**BRIEF**: Extract the listing below in full, unchanged.

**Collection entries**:
<<<<

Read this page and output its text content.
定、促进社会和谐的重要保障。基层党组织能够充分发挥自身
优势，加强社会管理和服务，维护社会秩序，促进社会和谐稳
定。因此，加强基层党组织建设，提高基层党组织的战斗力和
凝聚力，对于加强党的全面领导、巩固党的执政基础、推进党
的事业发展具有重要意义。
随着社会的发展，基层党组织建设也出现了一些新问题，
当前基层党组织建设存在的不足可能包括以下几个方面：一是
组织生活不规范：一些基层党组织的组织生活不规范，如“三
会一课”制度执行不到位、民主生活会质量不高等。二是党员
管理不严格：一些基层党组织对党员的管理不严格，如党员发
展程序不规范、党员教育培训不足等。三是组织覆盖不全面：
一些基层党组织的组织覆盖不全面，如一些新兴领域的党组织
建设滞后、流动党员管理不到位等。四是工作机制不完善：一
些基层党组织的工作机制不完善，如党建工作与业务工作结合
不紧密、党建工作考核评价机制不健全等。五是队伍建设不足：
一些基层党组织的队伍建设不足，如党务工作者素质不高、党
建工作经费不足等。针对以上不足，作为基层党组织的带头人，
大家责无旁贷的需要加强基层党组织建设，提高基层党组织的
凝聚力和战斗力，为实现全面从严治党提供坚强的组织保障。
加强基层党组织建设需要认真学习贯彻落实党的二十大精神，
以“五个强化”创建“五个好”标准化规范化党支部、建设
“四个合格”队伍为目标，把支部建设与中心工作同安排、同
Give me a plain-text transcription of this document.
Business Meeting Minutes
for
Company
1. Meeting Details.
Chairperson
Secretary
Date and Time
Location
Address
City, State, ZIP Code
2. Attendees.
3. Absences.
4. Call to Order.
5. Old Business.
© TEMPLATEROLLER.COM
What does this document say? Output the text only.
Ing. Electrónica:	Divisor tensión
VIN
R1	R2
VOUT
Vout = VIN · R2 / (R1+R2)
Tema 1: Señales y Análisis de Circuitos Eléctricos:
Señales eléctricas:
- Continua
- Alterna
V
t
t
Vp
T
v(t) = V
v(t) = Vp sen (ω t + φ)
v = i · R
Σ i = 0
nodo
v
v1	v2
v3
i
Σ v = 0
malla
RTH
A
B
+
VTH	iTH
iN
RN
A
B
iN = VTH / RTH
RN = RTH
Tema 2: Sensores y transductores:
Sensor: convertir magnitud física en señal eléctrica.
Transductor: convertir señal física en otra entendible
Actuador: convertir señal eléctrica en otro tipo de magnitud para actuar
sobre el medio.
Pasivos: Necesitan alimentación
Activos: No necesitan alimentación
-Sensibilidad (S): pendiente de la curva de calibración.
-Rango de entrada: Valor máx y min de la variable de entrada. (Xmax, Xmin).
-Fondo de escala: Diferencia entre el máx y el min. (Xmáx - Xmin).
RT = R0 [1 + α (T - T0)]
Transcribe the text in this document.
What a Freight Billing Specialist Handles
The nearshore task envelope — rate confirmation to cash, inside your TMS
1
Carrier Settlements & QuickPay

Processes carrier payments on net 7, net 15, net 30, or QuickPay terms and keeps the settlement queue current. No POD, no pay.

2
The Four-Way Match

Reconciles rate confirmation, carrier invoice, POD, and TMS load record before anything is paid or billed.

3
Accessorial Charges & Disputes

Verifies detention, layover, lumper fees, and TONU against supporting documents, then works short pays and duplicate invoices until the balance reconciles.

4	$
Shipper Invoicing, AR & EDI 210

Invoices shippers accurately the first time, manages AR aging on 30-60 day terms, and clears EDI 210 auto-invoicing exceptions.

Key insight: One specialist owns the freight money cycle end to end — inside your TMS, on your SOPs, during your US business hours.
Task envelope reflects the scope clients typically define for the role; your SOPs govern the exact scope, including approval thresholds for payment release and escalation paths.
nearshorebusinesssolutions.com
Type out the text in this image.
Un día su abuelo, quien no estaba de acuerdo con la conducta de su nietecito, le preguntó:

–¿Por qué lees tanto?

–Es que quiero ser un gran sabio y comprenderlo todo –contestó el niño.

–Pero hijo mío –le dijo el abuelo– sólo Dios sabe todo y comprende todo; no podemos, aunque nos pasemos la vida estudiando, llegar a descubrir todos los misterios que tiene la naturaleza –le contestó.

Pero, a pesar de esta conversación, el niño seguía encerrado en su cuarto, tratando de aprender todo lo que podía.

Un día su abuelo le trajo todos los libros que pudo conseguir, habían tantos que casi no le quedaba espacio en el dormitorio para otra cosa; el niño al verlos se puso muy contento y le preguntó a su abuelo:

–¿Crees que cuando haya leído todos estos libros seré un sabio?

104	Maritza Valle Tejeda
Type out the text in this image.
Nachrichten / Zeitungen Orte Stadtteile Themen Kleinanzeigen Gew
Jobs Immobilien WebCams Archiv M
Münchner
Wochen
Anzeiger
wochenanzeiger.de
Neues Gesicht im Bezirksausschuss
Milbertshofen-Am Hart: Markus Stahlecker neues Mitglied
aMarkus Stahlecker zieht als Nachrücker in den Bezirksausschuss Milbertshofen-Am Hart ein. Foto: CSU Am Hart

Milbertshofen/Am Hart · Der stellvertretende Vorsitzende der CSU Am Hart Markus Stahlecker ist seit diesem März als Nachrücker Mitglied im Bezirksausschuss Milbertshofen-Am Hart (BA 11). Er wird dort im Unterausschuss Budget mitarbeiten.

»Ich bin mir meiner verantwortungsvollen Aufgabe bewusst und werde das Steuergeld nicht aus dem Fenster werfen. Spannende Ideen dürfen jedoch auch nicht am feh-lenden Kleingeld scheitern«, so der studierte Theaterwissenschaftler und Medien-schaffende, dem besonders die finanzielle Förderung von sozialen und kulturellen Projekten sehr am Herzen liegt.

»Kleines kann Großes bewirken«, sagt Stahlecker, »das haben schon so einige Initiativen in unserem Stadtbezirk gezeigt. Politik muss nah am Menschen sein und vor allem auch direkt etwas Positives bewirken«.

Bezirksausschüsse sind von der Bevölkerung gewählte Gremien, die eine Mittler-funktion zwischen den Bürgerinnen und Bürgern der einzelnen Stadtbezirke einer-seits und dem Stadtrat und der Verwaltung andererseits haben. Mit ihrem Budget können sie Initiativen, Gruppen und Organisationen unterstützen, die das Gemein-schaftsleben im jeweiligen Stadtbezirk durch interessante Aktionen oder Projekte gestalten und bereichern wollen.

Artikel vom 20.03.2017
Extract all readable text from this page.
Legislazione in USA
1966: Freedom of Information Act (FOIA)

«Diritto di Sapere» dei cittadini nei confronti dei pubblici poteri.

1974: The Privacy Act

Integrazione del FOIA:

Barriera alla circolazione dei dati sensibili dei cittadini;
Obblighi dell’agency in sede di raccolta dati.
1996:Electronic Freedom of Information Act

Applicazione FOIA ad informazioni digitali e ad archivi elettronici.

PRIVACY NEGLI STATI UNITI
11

>>>>

**SOLUTION**:
Read this page and output its text content.
定、促进社会和谐的重要保障。基层党组织能够充分发挥自身
优势，加强社会管理和服务，维护社会秩序，促进社会和谐稳
定。因此，加强基层党组织建设，提高基层党组织的战斗力和
凝聚力，对于加强党的全面领导、巩固党的执政基础、推进党
的事业发展具有重要意义。
随着社会的发展，基层党组织建设也出现了一些新问题，
当前基层党组织建设存在的不足可能包括以下几个方面：一是
组织生活不规范：一些基层党组织的组织生活不规范，如“三
会一课”制度执行不到位、民主生活会质量不高等。二是党员
管理不严格：一些基层党组织对党员的管理不严格，如党员发
展程序不规范、党员教育培训不足等。三是组织覆盖不全面：
一些基层党组织的组织覆盖不全面，如一些新兴领域的党组织
建设滞后、流动党员管理不到位等。四是工作机制不完善：一
些基层党组织的工作机制不完善，如党建工作与业务工作结合
不紧密、党建工作考核评价机制不健全等。五是队伍建设不足：
一些基层党组织的队伍建设不足，如党务工作者素质不高、党
建工作经费不足等。针对以上不足，作为基层党组织的带头人，
大家责无旁贷的需要加强基层党组织建设，提高基层党组织的
凝聚力和战斗力，为实现全面从严治党提供坚强的组织保障。
加强基层党组织建设需要认真学习贯彻落实党的二十大精神，
以“五个强化”创建“五个好”标准化规范化党支部、建设
“四个合格”队伍为目标，把支部建设与中心工作同安排、同
Give me a plain-text transcription of this document.
Business Meeting Minutes
for
Company
1. Meeting Details.
Chairperson
Secretary
Date and Time
Location
Address
City, State, ZIP Code
2. Attendees.
3. Absences.
4. Call to Order.
5. Old Business.
© TEMPLATEROLLER.COM
What does this document say? Output the text only.
Ing. Electrónica:	Divisor tensión
VIN
R1	R2
VOUT
Vout = VIN · R2 / (R1+R2)
Tema 1: Señales y Análisis de Circuitos Eléctricos:
Señales eléctricas:
- Continua
- Alterna
V
t
t
Vp
T
v(t) = V
v(t) = Vp sen (ω t + φ)
v = i · R
Σ i = 0
nodo
v
v1	v2
v3
i
Σ v = 0
malla
RTH
A
B
+
VTH	iTH
iN
RN
A
B
iN = VTH / RTH
RN = RTH
Tema 2: Sensores y transductores:
Sensor: convertir magnitud física en señal eléctrica.
Transductor: convertir señal física en otra entendible
Actuador: convertir señal eléctrica en otro tipo de magnitud para actuar
sobre el medio.
Pasivos: Necesitan alimentación
Activos: No necesitan alimentación
-Sensibilidad (S): pendiente de la curva de calibración.
-Rango de entrada: Valor máx y min de la variable de entrada. (Xmax, Xmin).
-Fondo de escala: Diferencia entre el máx y el min. (Xmáx - Xmin).
RT = R0 [1 + α (T - T0)]
Transcribe the text in this document.
What a Freight Billing Specialist Handles
The nearshore task envelope — rate confirmation to cash, inside your TMS
1
Carrier Settlements & QuickPay

Processes carrier payments on net 7, net 15, net 30, or QuickPay terms and keeps the settlement queue current. No POD, no pay.

2
The Four-Way Match

Reconciles rate confirmation, carrier invoice, POD, and TMS load record before anything is paid or billed.

3
Accessorial Charges & Disputes

Verifies detention, layover, lumper fees, and TONU against supporting documents, then works short pays and duplicate invoices until the balance reconciles.

4	$
Shipper Invoicing, AR & EDI 210

Invoices shippers accurately the first time, manages AR aging on 30-60 day terms, and clears EDI 210 auto-invoicing exceptions.

Key insight: One specialist owns the freight money cycle end to end — inside your TMS, on your SOPs, during your US business hours.
Task envelope reflects the scope clients typically define for the role; your SOPs govern the exact scope, including approval thresholds for payment release and escalation paths.
nearshorebusinesssolutions.com
Type out the text in this image.
Un día su abuelo, quien no estaba de acuerdo con la conducta de su nietecito, le preguntó:

–¿Por qué lees tanto?

–Es que quiero ser un gran sabio y comprenderlo todo –contestó el niño.

–Pero hijo mío –le dijo el abuelo– sólo Dios sabe todo y comprende todo; no podemos, aunque nos pasemos la vida estudiando, llegar a descubrir todos los misterios que tiene la naturaleza –le contestó.

Pero, a pesar de esta conversación, el niño seguía encerrado en su cuarto, tratando de aprender todo lo que podía.

Un día su abuelo le trajo todos los libros que pudo conseguir, habían tantos que casi no le quedaba espacio en el dormitorio para otra cosa; el niño al verlos se puso muy contento y le preguntó a su abuelo:

–¿Crees que cuando haya leído todos estos libros seré un sabio?

104	Maritza Valle Tejeda
Type out the text in this image.
Nachrichten / Zeitungen Orte Stadtteile Themen Kleinanzeigen Gew
Jobs Immobilien WebCams Archiv M
Münchner
Wochen
Anzeiger
wochenanzeiger.de
Neues Gesicht im Bezirksausschuss
Milbertshofen-Am Hart: Markus Stahlecker neues Mitglied
aMarkus Stahlecker zieht als Nachrücker in den Bezirksausschuss Milbertshofen-Am Hart ein. Foto: CSU Am Hart

Milbertshofen/Am Hart · Der stellvertretende Vorsitzende der CSU Am Hart Markus Stahlecker ist seit diesem März als Nachrücker Mitglied im Bezirksausschuss Milbertshofen-Am Hart (BA 11). Er wird dort im Unterausschuss Budget mitarbeiten.

»Ich bin mir meiner verantwortungsvollen Aufgabe bewusst und werde das Steuergeld nicht aus dem Fenster werfen. Spannende Ideen dürfen jedoch auch nicht am feh-lenden Kleingeld scheitern«, so der studierte Theaterwissenschaftler und Medien-schaffende, dem besonders die finanzielle Förderung von sozialen und kulturellen Projekten sehr am Herzen liegt.

»Kleines kann Großes bewirken«, sagt Stahlecker, »das haben schon so einige Initiativen in unserem Stadtbezirk gezeigt. Politik muss nah am Menschen sein und vor allem auch direkt etwas Positives bewirken«.

Bezirksausschüsse sind von der Bevölkerung gewählte Gremien, die eine Mittler-funktion zwischen den Bürgerinnen und Bürgern der einzelnen Stadtbezirke einer-seits und dem Stadtrat und der Verwaltung andererseits haben. Mit ihrem Budget können sie Initiativen, Gruppen und Organisationen unterstützen, die das Gemein-schaftsleben im jeweiligen Stadtbezirk durch interessante Aktionen oder Projekte gestalten und bereichern wollen.

Artikel vom 20.03.2017
Extract all readable text from this page.
Legislazione in USA
1966: Freedom of Information Act (FOIA)

«Diritto di Sapere» dei cittadini nei confronti dei pubblici poteri.

1974: The Privacy Act

Integrazione del FOIA:

Barriera alla circolazione dei dati sensibili dei cittadini;
Obblighi dell’agency in sede di raccolta dati.
1996:Electronic Freedom of Information Act

Applicazione FOIA ad informazioni digitali e ad archivi elettronici.

PRIVACY NEGLI STATI UNITI
11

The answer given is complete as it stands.